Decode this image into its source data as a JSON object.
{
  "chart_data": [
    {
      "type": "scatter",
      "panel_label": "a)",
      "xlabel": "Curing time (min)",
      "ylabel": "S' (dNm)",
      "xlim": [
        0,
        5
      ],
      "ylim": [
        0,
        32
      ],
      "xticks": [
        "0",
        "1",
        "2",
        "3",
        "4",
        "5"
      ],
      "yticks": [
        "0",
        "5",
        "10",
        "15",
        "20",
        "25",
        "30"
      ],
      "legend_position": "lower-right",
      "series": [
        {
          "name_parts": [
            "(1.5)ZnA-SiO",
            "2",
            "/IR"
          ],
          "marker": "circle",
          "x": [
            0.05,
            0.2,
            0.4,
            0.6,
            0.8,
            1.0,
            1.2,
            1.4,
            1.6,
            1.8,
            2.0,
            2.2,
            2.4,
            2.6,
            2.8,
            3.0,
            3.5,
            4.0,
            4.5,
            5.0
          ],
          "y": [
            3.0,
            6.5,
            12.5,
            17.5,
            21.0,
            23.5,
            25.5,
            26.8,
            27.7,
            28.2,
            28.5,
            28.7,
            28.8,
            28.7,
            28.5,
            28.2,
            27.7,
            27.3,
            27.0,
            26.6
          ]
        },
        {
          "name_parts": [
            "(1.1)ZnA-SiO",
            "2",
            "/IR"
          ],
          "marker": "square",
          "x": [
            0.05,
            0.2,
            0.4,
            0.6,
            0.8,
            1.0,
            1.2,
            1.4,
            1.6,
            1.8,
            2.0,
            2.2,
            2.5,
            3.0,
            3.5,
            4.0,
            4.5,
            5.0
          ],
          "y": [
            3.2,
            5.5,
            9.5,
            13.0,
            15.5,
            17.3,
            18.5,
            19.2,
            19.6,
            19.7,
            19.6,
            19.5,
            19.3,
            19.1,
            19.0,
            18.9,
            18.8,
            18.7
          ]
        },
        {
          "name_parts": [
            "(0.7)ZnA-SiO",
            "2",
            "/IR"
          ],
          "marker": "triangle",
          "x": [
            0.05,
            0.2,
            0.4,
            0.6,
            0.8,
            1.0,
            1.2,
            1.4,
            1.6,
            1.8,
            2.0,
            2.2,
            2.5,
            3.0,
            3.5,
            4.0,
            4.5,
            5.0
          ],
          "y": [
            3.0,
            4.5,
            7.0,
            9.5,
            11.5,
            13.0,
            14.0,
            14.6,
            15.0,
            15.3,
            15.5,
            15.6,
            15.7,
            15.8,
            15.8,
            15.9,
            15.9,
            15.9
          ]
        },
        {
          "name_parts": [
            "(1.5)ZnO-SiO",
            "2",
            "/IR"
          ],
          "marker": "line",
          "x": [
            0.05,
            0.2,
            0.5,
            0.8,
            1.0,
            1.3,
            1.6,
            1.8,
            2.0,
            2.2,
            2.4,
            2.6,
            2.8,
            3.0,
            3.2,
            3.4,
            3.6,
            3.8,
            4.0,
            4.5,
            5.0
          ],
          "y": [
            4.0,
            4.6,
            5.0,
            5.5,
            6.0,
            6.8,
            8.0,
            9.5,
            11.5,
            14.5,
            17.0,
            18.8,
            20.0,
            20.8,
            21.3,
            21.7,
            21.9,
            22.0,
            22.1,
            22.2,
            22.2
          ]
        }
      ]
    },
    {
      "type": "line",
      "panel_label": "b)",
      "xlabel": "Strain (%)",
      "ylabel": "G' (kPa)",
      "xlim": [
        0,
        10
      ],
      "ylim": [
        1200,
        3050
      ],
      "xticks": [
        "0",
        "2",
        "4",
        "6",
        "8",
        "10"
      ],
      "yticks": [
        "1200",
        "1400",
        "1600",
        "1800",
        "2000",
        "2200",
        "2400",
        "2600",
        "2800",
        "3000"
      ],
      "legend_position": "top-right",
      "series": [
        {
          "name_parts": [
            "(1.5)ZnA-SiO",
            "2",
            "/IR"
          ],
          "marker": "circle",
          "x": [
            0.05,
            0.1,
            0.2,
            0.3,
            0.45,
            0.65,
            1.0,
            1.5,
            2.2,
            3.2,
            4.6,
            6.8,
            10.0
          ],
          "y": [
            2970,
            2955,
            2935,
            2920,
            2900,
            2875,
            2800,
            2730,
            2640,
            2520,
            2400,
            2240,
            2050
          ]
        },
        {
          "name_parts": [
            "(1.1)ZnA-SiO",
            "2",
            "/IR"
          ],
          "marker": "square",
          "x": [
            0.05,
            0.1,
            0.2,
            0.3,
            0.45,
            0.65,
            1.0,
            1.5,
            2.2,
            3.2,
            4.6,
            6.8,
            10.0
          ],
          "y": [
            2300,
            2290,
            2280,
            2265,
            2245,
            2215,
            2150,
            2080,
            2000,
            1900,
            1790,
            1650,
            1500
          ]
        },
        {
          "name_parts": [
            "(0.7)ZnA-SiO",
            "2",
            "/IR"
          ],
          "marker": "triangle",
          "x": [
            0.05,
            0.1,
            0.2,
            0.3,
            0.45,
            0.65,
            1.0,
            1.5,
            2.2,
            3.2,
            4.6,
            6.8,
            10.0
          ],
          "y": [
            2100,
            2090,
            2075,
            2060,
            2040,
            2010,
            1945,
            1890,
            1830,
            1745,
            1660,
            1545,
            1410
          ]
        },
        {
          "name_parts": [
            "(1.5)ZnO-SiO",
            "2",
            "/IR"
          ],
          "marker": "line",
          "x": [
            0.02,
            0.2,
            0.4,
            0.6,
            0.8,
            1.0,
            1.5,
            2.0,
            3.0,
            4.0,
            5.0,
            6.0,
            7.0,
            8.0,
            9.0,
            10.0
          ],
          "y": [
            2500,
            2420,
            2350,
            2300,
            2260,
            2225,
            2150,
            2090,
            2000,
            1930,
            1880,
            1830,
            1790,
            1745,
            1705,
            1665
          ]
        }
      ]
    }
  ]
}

_TASK DESCRIPTION_
All of the material above needs to be retyped word for word.

_WRITTEN SOLUTION_
Decode this image into its source data as a JSON object.
{
  "chart_data": [
    {
      "type": "scatter",
      "panel_label": "a)",
      "xlabel": "Curing time (min)",
      "ylabel": "S' (dNm)",
      "xlim": [
        0,
        5
      ],
      "ylim": [
        0,
        32
      ],
      "xticks": [
        "0",
        "1",
        "2",
        "3",
        "4",
        "5"
      ],
      "yticks": [
        "0",
        "5",
        "10",
        "15",
        "20",
        "25",
        "30"
      ],
      "legend_position": "lower-right",
      "series": [
        {
          "name_parts": [
            "(1.5)ZnA-SiO",
            "2",
            "/IR"
          ],
          "marker": "circle",
          "x": [
            0.05,
            0.2,
            0.4,
            0.6,
            0.8,
            1.0,
            1.2,
            1.4,
            1.6,
            1.8,
            2.0,
            2.2,
            2.4,
            2.6,
            2.8,
            3.0,
            3.5,
            4.0,
            4.5,
            5.0
          ],
          "y": [
            3.0,
            6.5,
            12.5,
            17.5,
            21.0,
            23.5,
            25.5,
            26.8,
            27.7,
            28.2,
            28.5,
            28.7,
            28.8,
            28.7,
            28.5,
            28.2,
            27.7,
            27.3,
            27.0,
            26.6
          ]
        },
        {
          "name_parts": [
            "(1.1)ZnA-SiO",
            "2",
            "/IR"
          ],
          "marker": "square",
          "x": [
            0.05,
            0.2,
            0.4,
            0.6,
            0.8,
            1.0,
            1.2,
            1.4,
            1.6,
            1.8,
            2.0,
            2.2,
            2.5,
            3.0,
            3.5,
            4.0,
            4.5,
            5.0
          ],
          "y": [
            3.2,
            5.5,
            9.5,
            13.0,
            15.5,
            17.3,
            18.5,
            19.2,
            19.6,
            19.7,
            19.6,
            19.5,
            19.3,
            19.1,
            19.0,
            18.9,
            18.8,
            18.7
          ]
        },
        {
          "name_parts": [
            "(0.7)ZnA-SiO",
            "2",
            "/IR"
          ],
          "marker": "triangle",
          "x": [
            0.05,
            0.2,
            0.4,
            0.6,
            0.8,
            1.0,
            1.2,
            1.4,
            1.6,
            1.8,
            2.0,
            2.2,
            2.5,
            3.0,
            3.5,
            4.0,
            4.5,
            5.0
          ],
          "y": [
            3.0,
            4.5,
            7.0,
            9.5,
            11.5,
            13.0,
            14.0,
            14.6,
            15.0,
            15.3,
            15.5,
            15.6,
            15.7,
            15.8,
            15.8,
            15.9,
            15.9,
            15.9
          ]
        },
        {
          "name_parts": [
            "(1.5)ZnO-SiO",
            "2",
            "/IR"
          ],
          "marker": "line",
          "x": [
            0.05,
            0.2,
            0.5,
            0.8,
            1.0,
            1.3,
            1.6,
            1.8,
            2.0,
            2.2,
            2.4,
            2.6,
            2.8,
            3.0,
            3.2,
            3.4,
            3.6,
            3.8,
            4.0,
            4.5,
            5.0
          ],
          "y": [
            4.0,
            4.6,
            5.0,
            5.5,
            6.0,
            6.8,
            8.0,
            9.5,
            11.5,
            14.5,
            17.0,
            18.8,
            20.0,
            20.8,
            21.3,
            21.7,
            21.9,
            22.0,
            22.1,
            22.2,
            22.2
          ]
        }
      ]
    },
    {
      "type": "line",
      "panel_label": "b)",
      "xlabel": "Strain (%)",
      "ylabel": "G' (kPa)",
      "xlim": [
        0,
        10
      ],
      "ylim": [
        1200,
        3050
      ],
      "xticks": [
        "0",
        "2",
        "4",
        "6",
        "8",
        "10"
      ],
      "yticks": [
        "1200",
        "1400",
        "1600",
        "1800",
        "2000",
        "2200",
        "2400",
        "2600",
        "2800",
        "3000"
      ],
      "legend_position": "top-right",
      "series": [
        {
          "name_parts": [
            "(1.5)ZnA-SiO",
            "2",
            "/IR"
          ],
          "marker": "circle",
          "x": [
            0.05,
            0.1,
            0.2,
            0.3,
            0.45,
            0.65,
            1.0,
            1.5,
            2.2,
            3.2,
            4.6,
            6.8,
            10.0
          ],
          "y": [
            2970,
            2955,
            2935,
            2920,
            2900,
            2875,
            2800,
            2730,
            2640,
            2520,
            2400,
            2240,
            2050
          ]
        },
        {
          "name_parts": [
            "(1.1)ZnA-SiO",
            "2",
            "/IR"
          ],
          "marker": "square",
          "x": [
            0.05,
            0.1,
            0.2,
            0.3,
            0.45,
            0.65,
            1.0,
            1.5,
            2.2,
            3.2,
            4.6,
            6.8,
            10.0
          ],
          "y": [
            2300,
            2290,
            2280,
            2265,
            2245,
            2215,
            2150,
            2080,
            2000,
            1900,
            1790,
            1650,
            1500
          ]
        },
        {
          "name_parts": [
            "(0.7)ZnA-SiO",
            "2",
            "/IR"
          ],
          "marker": "triangle",
          "x": [
            0.05,
            0.1,
            0.2,
            0.3,
            0.45,
            0.65,
            1.0,
            1.5,
            2.2,
            3.2,
            4.6,
            6.8,
            10.0
          ],
          "y": [
            2100,
            2090,
            2075,
            2060,
            2040,
            2010,
            1945,
            1890,
            1830,
            1745,
            1660,
            1545,
            1410
          ]
        },
        {
          "name_parts": [
            "(1.5)ZnO-SiO",
            "2",
            "/IR"
          ],
          "marker": "line",
          "x": [
            0.02,
            0.2,
            0.4,
            0.6,
            0.8,
            1.0,
            1.5,
            2.0,
            3.0,
            4.0,
            5.0,
            6.0,
            7.0,
            8.0,
            9.0,
            10.0
          ],
          "y": [
            2500,
            2420,
            2350,
            2300,
            2260,
            2225,
            2150,
            2090,
            2000,
            1930,
            1880,
            1830,
            1790,
            1745,
            1705,
            1665
          ]
        }
      ]
    }
  ]
}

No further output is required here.